• [SET PROBLEM]
Note how many lines hold the string "distribution" and give that number without any other words.

• [RECORDS]
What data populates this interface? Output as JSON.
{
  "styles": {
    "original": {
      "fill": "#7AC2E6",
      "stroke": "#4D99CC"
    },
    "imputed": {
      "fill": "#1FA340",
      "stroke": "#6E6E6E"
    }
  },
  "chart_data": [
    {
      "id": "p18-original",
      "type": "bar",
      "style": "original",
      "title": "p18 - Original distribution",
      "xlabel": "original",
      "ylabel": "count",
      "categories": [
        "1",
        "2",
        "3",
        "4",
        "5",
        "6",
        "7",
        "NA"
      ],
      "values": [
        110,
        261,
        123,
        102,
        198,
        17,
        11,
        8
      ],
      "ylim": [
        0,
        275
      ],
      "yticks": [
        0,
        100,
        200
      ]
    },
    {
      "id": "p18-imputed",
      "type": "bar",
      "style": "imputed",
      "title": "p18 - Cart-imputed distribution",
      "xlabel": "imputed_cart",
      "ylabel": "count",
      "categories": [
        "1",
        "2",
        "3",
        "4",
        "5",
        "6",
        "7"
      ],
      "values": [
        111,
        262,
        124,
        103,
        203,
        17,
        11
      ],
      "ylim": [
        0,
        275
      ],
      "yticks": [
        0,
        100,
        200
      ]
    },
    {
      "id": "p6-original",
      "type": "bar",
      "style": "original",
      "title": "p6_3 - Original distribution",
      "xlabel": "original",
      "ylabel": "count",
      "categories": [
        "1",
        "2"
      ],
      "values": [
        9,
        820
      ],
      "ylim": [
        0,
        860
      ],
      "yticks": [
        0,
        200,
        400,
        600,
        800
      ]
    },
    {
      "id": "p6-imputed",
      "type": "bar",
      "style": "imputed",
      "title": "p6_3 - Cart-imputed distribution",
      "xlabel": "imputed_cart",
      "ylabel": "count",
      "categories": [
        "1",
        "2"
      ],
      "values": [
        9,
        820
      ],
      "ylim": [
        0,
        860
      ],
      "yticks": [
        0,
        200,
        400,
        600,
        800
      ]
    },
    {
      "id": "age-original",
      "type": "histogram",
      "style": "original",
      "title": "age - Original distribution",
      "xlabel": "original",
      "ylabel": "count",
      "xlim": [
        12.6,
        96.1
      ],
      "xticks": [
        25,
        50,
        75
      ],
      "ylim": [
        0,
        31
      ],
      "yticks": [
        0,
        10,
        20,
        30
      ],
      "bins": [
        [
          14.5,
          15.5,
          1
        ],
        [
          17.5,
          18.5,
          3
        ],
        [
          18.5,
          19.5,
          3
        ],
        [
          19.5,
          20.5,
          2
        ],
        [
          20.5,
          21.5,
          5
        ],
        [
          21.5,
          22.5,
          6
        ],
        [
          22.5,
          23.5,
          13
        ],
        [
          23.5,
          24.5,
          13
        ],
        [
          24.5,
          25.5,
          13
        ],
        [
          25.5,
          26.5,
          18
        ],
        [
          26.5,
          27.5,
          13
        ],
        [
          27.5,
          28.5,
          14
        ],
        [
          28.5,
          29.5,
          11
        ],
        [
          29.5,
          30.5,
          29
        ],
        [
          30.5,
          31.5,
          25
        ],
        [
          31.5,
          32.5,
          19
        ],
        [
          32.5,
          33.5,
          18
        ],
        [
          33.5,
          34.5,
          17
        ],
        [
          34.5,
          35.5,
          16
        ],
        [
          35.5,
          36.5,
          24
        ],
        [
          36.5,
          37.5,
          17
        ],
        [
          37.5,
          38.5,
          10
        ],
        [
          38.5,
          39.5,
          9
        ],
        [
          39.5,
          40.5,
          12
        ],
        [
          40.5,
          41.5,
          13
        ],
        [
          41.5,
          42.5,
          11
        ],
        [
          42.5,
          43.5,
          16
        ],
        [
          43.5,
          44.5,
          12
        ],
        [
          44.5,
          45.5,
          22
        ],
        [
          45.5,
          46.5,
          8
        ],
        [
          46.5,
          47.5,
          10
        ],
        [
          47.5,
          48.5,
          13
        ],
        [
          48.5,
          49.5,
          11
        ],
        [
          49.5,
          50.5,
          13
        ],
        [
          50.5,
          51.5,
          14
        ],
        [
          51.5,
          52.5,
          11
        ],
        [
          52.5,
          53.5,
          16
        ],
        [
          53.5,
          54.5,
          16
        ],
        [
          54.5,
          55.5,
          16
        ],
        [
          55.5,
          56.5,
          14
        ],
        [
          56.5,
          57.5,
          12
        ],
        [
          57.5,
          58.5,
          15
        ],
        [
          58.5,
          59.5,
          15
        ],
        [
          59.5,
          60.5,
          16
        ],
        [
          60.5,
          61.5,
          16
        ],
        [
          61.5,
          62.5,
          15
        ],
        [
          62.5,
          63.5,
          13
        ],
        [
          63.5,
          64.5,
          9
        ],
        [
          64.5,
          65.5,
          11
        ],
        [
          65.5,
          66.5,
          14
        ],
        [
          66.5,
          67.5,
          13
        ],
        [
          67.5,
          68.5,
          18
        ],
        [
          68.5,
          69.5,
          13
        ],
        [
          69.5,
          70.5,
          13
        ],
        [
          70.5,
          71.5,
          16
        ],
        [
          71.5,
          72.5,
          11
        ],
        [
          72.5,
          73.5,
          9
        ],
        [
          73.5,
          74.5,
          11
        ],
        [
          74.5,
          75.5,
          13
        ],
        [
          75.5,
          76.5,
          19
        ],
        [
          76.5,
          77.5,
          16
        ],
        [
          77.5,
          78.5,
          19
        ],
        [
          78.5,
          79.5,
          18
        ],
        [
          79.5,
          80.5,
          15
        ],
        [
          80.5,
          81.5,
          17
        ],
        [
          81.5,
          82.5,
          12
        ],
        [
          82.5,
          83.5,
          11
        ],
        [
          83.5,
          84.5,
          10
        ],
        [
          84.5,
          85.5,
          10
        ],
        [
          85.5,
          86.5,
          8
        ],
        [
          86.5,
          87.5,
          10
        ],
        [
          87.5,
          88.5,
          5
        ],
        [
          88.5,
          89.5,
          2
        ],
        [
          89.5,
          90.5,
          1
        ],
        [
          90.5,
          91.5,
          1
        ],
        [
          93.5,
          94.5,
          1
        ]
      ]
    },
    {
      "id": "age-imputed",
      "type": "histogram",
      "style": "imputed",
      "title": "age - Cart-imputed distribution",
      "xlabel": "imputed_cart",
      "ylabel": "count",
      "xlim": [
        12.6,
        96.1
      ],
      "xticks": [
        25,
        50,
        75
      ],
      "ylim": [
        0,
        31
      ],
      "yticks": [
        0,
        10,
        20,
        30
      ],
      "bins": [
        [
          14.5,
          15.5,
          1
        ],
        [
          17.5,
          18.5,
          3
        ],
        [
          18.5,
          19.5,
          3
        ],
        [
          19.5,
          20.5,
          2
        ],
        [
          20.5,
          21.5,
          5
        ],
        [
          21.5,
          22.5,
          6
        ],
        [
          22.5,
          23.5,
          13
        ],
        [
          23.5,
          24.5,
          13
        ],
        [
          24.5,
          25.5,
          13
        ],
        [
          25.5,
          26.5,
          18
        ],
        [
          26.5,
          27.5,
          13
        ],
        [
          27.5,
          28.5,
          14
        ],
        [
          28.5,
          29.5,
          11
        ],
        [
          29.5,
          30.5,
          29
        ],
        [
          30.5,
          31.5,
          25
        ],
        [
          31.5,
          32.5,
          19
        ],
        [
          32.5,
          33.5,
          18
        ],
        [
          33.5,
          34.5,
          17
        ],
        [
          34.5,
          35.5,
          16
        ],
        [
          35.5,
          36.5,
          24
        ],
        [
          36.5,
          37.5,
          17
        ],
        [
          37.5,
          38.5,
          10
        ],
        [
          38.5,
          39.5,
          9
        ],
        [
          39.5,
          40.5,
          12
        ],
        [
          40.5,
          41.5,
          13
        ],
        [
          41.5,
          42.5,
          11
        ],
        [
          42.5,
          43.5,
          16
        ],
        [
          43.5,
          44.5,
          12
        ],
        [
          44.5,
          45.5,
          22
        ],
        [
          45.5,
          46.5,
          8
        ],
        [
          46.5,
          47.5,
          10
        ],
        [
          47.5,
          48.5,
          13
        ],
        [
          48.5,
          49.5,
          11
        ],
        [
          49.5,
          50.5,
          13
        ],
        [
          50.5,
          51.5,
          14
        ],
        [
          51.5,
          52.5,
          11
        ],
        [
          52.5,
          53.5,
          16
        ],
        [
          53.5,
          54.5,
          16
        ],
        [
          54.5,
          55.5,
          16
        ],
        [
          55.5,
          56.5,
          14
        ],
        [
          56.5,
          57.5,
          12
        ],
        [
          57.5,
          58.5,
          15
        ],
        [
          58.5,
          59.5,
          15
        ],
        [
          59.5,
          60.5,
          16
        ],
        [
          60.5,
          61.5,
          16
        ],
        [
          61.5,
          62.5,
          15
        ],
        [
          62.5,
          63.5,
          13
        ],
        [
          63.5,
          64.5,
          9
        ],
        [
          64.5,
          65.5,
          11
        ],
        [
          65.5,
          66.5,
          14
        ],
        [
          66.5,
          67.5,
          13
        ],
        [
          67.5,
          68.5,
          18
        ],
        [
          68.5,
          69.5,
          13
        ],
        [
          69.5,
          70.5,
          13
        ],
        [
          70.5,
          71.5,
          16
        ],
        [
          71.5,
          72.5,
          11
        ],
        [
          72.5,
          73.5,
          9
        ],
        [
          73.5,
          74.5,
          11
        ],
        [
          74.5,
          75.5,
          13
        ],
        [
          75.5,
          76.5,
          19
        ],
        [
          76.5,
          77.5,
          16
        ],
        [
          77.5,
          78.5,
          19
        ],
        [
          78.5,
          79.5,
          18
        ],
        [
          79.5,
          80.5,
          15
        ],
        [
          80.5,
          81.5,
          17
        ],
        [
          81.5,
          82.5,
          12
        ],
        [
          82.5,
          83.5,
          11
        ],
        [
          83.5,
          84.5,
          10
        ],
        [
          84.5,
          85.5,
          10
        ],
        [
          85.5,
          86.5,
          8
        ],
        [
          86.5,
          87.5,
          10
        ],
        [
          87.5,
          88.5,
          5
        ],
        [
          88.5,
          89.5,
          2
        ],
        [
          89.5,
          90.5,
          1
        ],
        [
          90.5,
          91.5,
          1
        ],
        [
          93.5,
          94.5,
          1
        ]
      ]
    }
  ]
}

• [RESULT OF THIS TASK]
6